[[ DATA SUPPLIED, beginning ]]

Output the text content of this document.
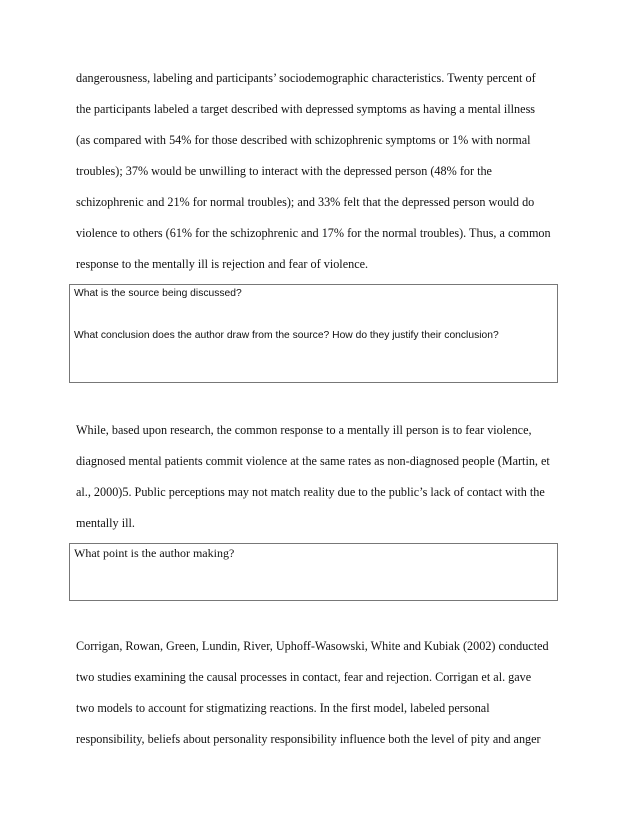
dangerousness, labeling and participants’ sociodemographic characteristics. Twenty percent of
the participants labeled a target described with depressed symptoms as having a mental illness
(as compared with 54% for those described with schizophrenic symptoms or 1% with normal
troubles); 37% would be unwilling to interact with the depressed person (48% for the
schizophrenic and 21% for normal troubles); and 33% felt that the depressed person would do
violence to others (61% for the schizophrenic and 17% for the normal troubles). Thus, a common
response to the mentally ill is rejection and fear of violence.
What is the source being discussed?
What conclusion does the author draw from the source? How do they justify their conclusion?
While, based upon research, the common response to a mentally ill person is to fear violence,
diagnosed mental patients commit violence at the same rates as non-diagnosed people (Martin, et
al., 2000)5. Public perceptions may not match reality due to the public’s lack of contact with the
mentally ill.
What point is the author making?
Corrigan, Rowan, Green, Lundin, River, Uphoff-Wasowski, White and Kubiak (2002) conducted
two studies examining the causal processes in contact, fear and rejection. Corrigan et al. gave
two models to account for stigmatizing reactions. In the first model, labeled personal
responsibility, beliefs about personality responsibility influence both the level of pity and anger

[[ DATA SUPPLIED, end ]]

* [WORK INSTRUCTION]: For each line above that contains the word "labeled", copy that line.

* [EXERCISE RESULT]:
the participants labeled a target described with depressed symptoms as having a mental illness
two models to account for stigmatizing reactions. In the first model, labeled personal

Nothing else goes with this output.